▸ Material to process
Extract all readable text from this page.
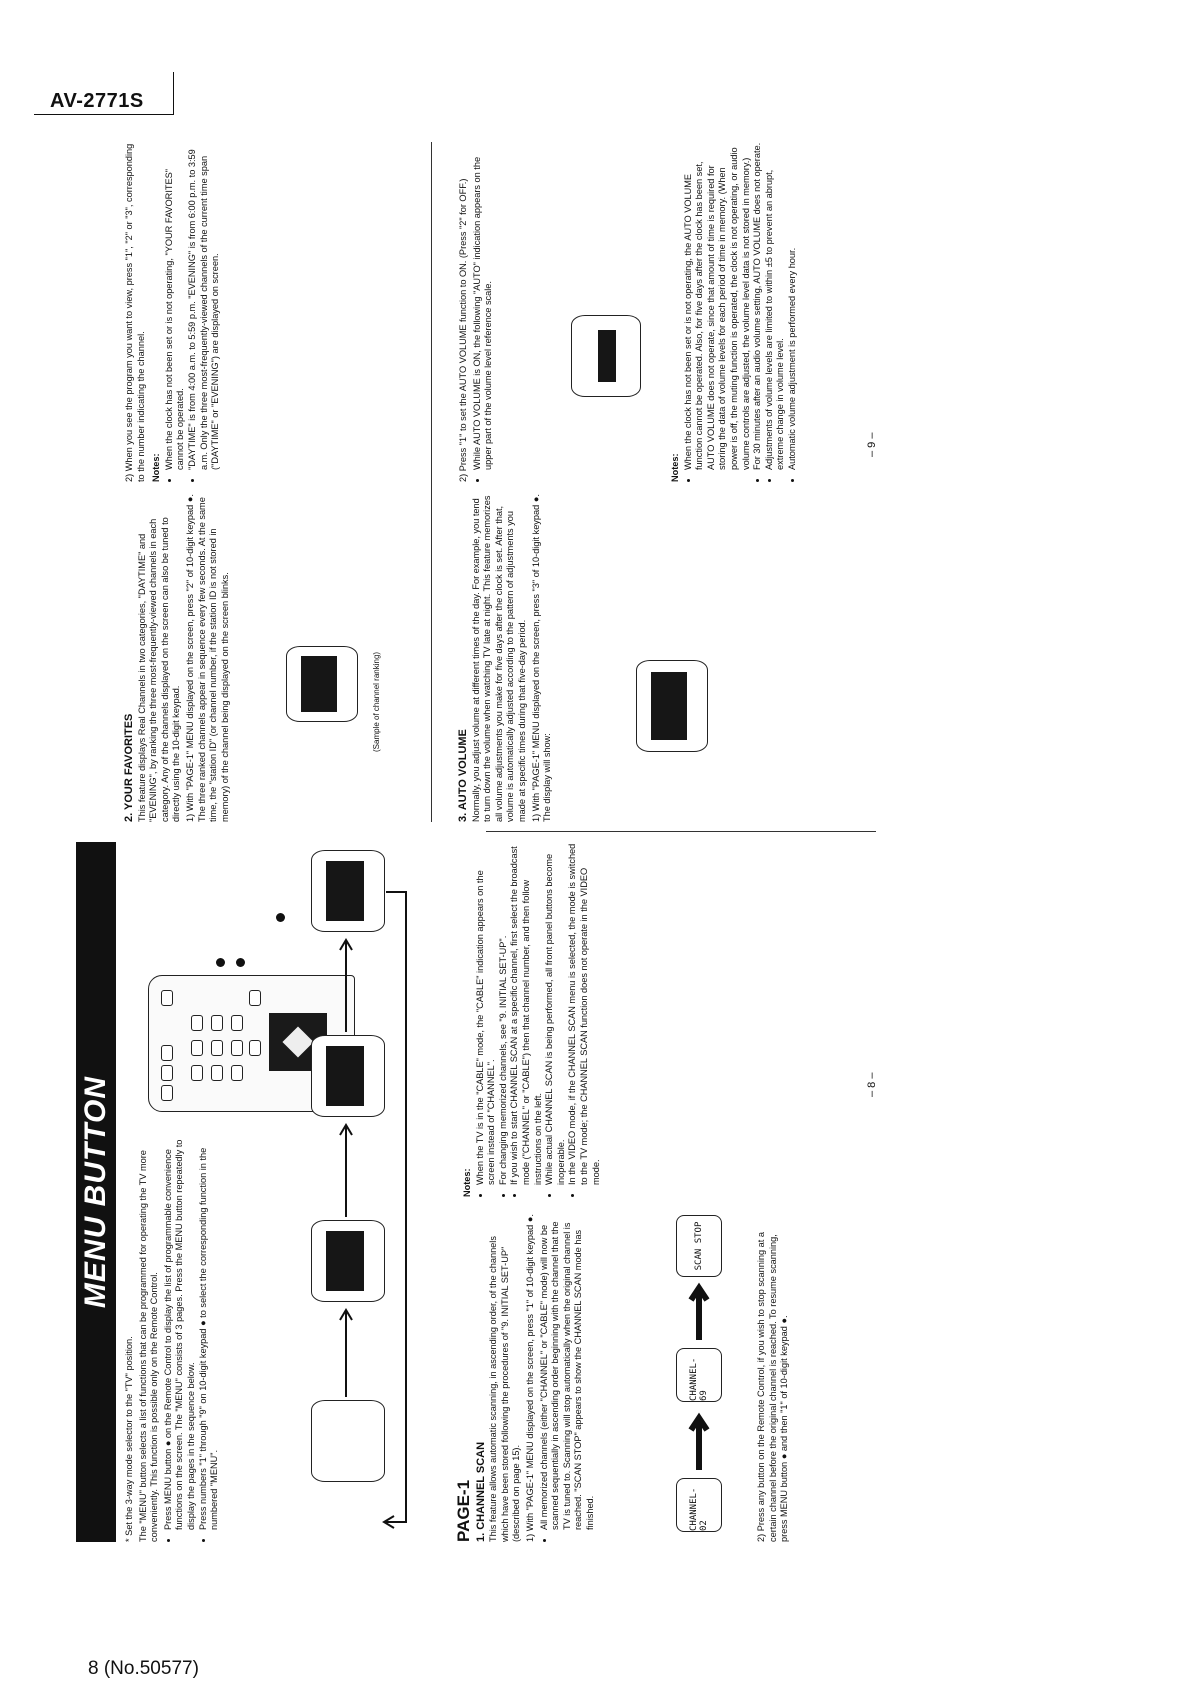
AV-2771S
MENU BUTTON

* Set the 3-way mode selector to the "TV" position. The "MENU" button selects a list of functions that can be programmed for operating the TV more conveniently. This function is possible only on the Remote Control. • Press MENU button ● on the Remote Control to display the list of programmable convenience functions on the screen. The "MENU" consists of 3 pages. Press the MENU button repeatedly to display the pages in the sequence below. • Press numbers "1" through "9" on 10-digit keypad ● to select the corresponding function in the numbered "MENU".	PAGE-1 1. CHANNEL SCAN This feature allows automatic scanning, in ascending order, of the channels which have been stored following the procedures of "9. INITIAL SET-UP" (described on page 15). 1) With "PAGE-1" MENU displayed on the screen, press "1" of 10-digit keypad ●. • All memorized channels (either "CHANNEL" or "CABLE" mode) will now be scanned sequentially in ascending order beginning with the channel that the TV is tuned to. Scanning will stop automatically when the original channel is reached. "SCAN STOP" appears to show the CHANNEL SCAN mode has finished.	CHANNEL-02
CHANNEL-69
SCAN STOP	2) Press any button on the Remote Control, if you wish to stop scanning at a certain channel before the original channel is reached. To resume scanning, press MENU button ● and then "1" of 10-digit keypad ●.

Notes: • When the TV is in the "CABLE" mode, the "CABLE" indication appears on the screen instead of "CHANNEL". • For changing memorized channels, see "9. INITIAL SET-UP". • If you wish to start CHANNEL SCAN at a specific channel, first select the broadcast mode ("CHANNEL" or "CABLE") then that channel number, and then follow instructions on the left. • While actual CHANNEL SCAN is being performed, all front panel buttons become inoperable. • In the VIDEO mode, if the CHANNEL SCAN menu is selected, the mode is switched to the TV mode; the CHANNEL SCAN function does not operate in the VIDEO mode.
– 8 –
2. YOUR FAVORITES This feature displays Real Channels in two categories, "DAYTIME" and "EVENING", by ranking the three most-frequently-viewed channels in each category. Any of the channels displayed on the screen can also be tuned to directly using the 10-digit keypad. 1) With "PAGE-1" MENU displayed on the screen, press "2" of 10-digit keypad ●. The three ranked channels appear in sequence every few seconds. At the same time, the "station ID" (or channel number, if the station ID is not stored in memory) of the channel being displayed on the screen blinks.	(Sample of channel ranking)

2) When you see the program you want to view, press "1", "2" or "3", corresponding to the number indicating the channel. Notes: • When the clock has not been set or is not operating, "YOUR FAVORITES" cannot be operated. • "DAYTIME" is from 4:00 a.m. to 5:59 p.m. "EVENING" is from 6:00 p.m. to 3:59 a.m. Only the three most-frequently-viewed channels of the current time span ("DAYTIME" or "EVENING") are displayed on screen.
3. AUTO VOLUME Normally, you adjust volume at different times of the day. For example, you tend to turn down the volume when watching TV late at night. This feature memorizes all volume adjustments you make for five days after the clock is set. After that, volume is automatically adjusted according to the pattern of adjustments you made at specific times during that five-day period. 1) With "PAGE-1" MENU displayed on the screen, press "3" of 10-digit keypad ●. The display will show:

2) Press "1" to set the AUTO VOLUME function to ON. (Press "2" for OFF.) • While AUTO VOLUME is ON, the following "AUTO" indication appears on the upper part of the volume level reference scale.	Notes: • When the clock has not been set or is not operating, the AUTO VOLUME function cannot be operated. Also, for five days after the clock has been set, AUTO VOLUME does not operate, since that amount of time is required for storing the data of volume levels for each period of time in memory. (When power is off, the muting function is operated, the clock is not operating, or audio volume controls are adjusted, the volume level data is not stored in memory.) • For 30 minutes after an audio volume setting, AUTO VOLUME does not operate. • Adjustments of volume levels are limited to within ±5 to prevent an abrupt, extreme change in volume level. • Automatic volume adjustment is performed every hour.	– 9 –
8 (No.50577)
--
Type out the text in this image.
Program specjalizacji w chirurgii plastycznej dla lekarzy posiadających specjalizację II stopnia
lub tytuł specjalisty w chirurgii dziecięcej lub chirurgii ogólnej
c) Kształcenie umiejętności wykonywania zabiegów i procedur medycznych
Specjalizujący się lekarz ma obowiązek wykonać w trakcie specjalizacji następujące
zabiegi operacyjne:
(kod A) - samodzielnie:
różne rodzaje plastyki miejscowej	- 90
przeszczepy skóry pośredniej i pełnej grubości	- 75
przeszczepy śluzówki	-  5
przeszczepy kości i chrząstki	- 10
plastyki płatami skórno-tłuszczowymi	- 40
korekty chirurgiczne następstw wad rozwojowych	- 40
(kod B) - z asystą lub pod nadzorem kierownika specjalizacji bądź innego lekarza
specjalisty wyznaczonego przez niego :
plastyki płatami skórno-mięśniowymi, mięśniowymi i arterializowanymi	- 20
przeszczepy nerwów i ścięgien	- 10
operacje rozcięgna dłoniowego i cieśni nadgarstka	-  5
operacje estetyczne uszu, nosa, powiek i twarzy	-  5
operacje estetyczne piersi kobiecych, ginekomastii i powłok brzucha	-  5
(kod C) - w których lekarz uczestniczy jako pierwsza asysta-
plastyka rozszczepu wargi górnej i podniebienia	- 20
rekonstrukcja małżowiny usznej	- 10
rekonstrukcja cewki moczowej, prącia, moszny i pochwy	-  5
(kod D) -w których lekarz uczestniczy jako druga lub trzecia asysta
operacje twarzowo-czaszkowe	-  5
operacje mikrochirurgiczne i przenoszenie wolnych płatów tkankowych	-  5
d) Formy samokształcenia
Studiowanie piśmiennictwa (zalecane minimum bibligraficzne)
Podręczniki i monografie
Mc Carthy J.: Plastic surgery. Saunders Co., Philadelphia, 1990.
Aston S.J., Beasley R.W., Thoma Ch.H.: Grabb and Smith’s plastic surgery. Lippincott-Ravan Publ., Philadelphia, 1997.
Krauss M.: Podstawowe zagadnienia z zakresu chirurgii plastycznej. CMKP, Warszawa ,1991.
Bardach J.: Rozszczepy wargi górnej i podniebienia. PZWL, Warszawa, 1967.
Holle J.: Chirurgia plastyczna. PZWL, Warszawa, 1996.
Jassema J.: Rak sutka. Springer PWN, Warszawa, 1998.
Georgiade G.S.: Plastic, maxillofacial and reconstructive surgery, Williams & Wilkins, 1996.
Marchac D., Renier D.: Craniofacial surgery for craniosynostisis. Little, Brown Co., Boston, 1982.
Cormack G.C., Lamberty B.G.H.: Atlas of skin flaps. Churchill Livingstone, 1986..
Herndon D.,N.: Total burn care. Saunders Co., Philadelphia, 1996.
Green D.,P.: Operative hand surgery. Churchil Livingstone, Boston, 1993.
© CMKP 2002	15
* * *
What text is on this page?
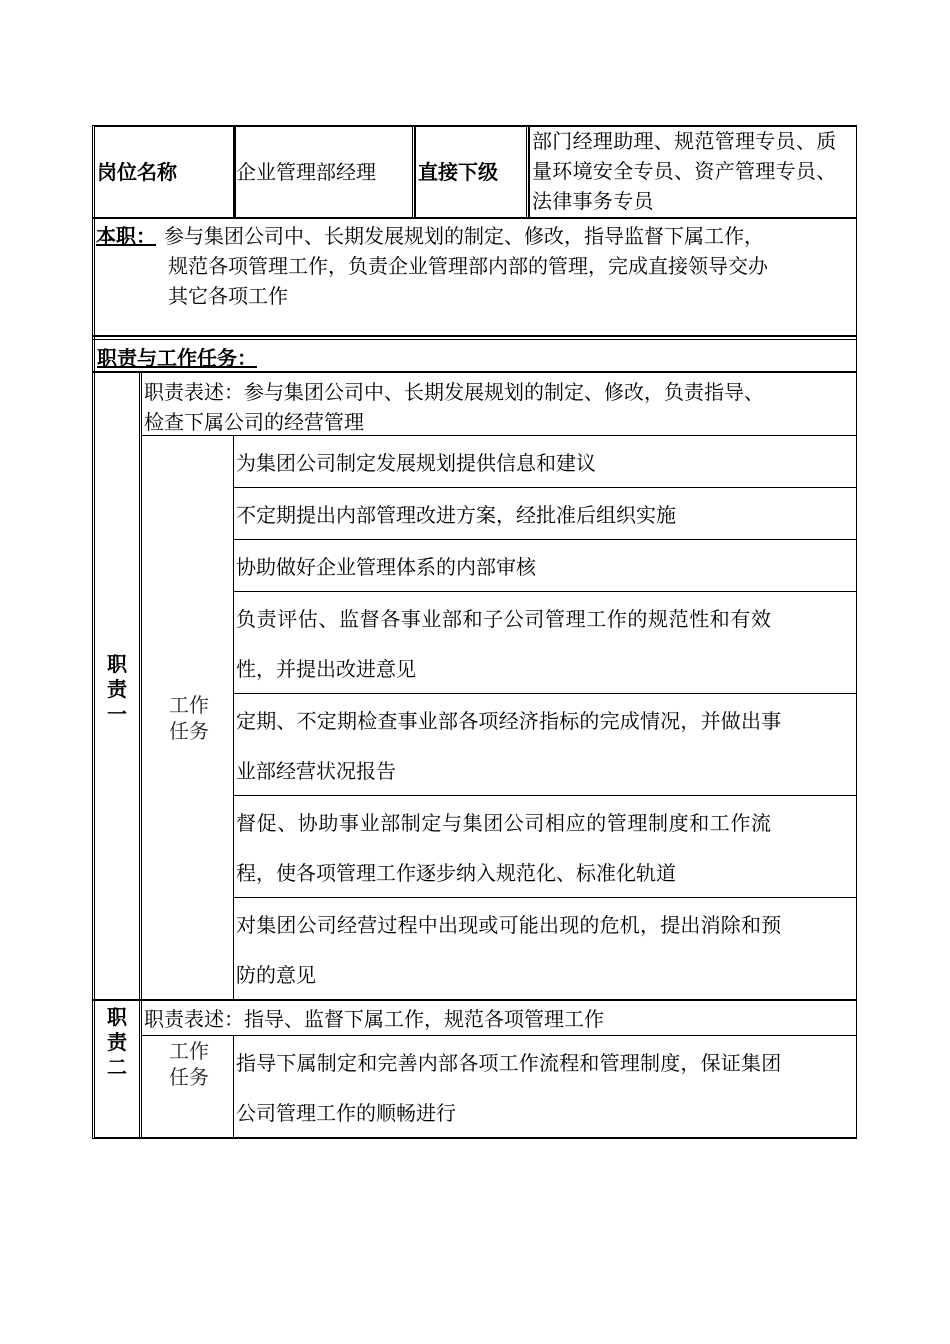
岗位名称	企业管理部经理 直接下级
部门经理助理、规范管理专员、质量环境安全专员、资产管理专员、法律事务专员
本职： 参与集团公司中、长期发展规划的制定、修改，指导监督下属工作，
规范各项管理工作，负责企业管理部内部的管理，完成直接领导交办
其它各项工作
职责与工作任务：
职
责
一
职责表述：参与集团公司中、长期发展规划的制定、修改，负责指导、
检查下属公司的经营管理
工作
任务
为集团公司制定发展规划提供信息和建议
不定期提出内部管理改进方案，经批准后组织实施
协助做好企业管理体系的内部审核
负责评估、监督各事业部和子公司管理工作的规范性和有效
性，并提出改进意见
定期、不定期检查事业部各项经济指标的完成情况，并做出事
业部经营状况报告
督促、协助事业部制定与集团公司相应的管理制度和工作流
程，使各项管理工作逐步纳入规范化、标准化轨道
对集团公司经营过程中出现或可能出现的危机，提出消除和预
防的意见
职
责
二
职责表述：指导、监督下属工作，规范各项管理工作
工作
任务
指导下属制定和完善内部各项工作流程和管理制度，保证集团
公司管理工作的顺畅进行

▸ Objective
Give every line of the material that includes the string "przeszczepy".

▸ Output for this task
przeszczepy skóry pośredniej i pełnej grubości	- 75
przeszczepy śluzówki	-  5
przeszczepy kości i chrząstki	- 10
przeszczepy nerwów i ścięgien	- 10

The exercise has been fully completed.